_GOAL OF THE EXERCISE_
Copy out each line below exactly as it appears.

** begin INFORMATION SHOWN **

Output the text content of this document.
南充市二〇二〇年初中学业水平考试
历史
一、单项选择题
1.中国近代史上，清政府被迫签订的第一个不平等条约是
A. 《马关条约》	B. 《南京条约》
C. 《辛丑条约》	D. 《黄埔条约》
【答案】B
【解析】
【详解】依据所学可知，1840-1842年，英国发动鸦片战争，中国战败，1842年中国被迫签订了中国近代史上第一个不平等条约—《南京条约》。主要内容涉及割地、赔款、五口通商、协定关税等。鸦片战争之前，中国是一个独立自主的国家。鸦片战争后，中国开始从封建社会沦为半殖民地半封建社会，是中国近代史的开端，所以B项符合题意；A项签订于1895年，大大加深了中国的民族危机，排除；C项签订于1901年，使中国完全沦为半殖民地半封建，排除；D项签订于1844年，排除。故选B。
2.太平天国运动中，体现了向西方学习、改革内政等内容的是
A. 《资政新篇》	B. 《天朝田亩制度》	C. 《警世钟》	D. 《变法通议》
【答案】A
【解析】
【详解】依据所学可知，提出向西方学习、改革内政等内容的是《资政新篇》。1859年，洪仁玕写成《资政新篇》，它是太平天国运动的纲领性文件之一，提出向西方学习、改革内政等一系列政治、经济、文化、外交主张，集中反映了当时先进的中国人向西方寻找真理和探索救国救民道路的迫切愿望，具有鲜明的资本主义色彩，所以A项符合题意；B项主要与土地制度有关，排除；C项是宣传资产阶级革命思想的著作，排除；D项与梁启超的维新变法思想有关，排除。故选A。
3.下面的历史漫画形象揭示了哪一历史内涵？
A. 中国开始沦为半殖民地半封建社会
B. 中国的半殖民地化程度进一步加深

** end INFORMATION SHOWN **

_THE SOLUTION_
Output the text content of this document.
南充市二〇二〇年初中学业水平考试
历史
一、单项选择题
1.中国近代史上，清政府被迫签订的第一个不平等条约是
A. 《马关条约》	B. 《南京条约》
C. 《辛丑条约》	D. 《黄埔条约》
【答案】B
【解析】
【详解】依据所学可知，1840-1842年，英国发动鸦片战争，中国战败，1842年中国被迫签订了中国近代史上第一个不平等条约—《南京条约》。主要内容涉及割地、赔款、五口通商、协定关税等。鸦片战争之前，中国是一个独立自主的国家。鸦片战争后，中国开始从封建社会沦为半殖民地半封建社会，是中国近代史的开端，所以B项符合题意；A项签订于1895年，大大加深了中国的民族危机，排除；C项签订于1901年，使中国完全沦为半殖民地半封建，排除；D项签订于1844年，排除。故选B。
2.太平天国运动中，体现了向西方学习、改革内政等内容的是
A. 《资政新篇》	B. 《天朝田亩制度》	C. 《警世钟》	D. 《变法通议》
【答案】A
【解析】
【详解】依据所学可知，提出向西方学习、改革内政等内容的是《资政新篇》。1859年，洪仁玕写成《资政新篇》，它是太平天国运动的纲领性文件之一，提出向西方学习、改革内政等一系列政治、经济、文化、外交主张，集中反映了当时先进的中国人向西方寻找真理和探索救国救民道路的迫切愿望，具有鲜明的资本主义色彩，所以A项符合题意；B项主要与土地制度有关，排除；C项是宣传资产阶级革命思想的著作，排除；D项与梁启超的维新变法思想有关，排除。故选A。
3.下面的历史漫画形象揭示了哪一历史内涵？
A. 中国开始沦为半殖民地半封建社会
B. 中国的半殖民地化程度进一步加深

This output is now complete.